» The request: Drop all images and give the records again exactly.
----- Data to use
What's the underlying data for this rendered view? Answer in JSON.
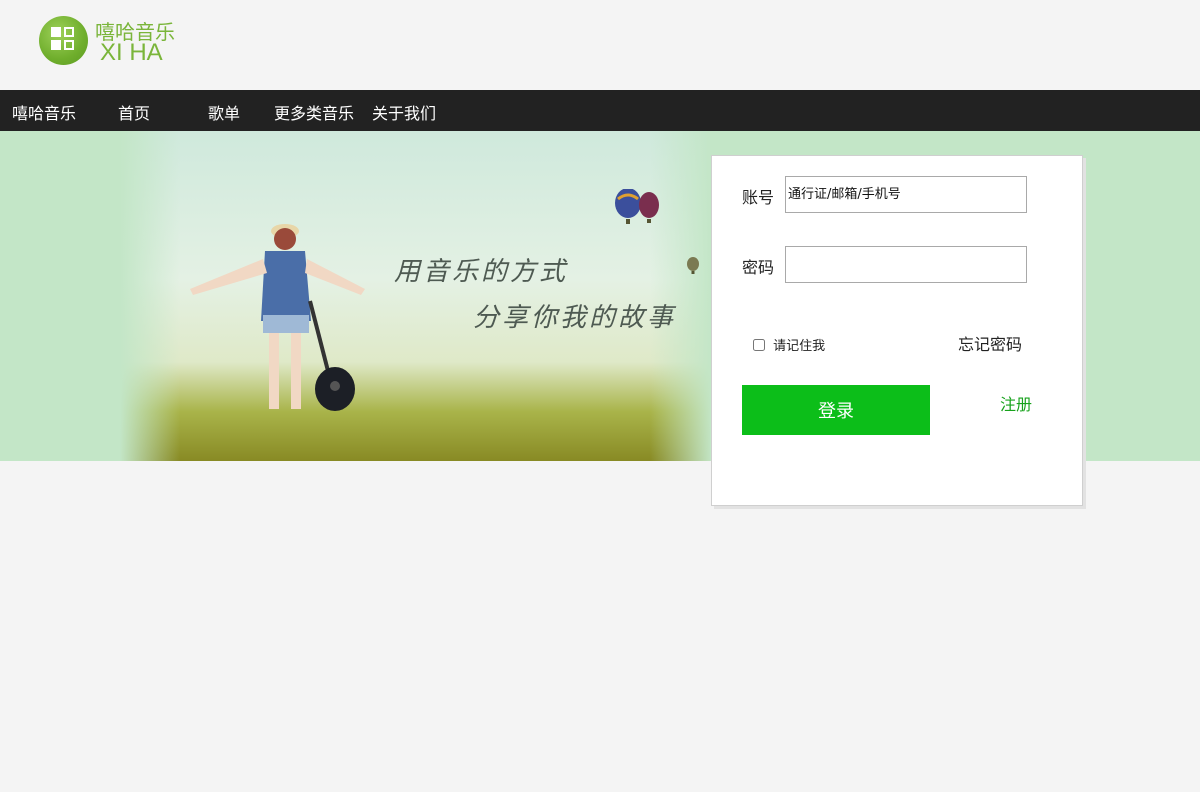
{
  "logo": {
    "name_cn": "嘻哈音乐",
    "name_en": "XI HA",
    "icon": "grid-logo-icon",
    "color": "#7ab53a"
  },
  "nav": {
    "brand": "嘻哈音乐",
    "items": [
      {
        "label": "首页"
      },
      {
        "label": "歌单"
      },
      {
        "label": "更多类音乐"
      },
      {
        "label": "关于我们"
      }
    ]
  },
  "banner": {
    "slogan_line1": "用音乐的方式",
    "slogan_line2": "分享你我的故事",
    "background": "#c3e6c7"
  },
  "login": {
    "account_label": "账号",
    "account_placeholder": "通行证/邮箱/手机号",
    "account_value": "",
    "password_label": "密码",
    "password_value": "",
    "remember_label": "请记住我",
    "remember_checked": false,
    "forgot_label": "忘记密码",
    "submit_label": "登录",
    "register_label": "注册",
    "submit_color": "#0cbe19",
    "register_color": "#17a21c"
  }
}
----------
» Expected answer:
What's the underlying data for this rendered view? Answer in JSON.
{
  "logo": {
    "name_cn": "嘻哈音乐",
    "name_en": "XI HA",
    "icon": "grid-logo-icon",
    "color": "#7ab53a"
  },
  "nav": {
    "brand": "嘻哈音乐",
    "items": [
      {
        "label": "首页"
      },
      {
        "label": "歌单"
      },
      {
        "label": "更多类音乐"
      },
      {
        "label": "关于我们"
      }
    ]
  },
  "banner": {
    "slogan_line1": "用音乐的方式",
    "slogan_line2": "分享你我的故事",
    "background": "#c3e6c7"
  },
  "login": {
    "account_label": "账号",
    "account_placeholder": "通行证/邮箱/手机号",
    "account_value": "",
    "password_label": "密码",
    "password_value": "",
    "remember_label": "请记住我",
    "remember_checked": false,
    "forgot_label": "忘记密码",
    "submit_label": "登录",
    "register_label": "注册",
    "submit_color": "#0cbe19",
    "register_color": "#17a21c"
  }
}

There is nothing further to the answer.